PROBLEM DESCRIPTION | Report back each line of the records that contains the string "this".

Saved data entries
-------

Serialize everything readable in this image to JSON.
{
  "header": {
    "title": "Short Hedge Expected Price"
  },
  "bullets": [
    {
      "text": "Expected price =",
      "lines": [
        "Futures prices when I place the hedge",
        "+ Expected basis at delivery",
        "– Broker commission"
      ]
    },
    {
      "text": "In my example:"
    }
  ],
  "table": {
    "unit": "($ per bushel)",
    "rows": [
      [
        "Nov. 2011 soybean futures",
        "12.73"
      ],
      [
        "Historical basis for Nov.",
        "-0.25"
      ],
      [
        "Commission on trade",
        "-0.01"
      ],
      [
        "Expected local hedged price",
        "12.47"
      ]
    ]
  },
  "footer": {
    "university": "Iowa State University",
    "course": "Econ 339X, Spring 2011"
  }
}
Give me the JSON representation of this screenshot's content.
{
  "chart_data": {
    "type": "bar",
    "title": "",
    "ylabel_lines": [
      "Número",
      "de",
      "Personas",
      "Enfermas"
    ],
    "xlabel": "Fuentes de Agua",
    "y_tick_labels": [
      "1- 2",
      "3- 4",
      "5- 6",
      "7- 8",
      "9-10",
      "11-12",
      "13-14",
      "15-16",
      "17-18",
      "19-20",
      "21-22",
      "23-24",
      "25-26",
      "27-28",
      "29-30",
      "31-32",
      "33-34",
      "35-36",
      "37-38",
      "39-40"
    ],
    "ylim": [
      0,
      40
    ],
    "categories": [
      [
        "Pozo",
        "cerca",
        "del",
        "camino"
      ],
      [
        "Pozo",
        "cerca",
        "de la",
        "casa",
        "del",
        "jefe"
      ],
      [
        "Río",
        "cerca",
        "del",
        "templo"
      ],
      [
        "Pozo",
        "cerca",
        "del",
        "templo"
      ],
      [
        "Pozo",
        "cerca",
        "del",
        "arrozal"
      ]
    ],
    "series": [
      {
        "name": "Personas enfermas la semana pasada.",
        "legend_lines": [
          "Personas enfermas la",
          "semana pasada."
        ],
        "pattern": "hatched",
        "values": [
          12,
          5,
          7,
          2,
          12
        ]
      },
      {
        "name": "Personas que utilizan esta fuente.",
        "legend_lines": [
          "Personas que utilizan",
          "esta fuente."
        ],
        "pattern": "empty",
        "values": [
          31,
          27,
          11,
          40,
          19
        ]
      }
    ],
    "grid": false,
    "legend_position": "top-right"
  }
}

-------

SOLUTION |
Serialize everything readable in this image to JSON.
Give me the JSON representation of this screenshot's content.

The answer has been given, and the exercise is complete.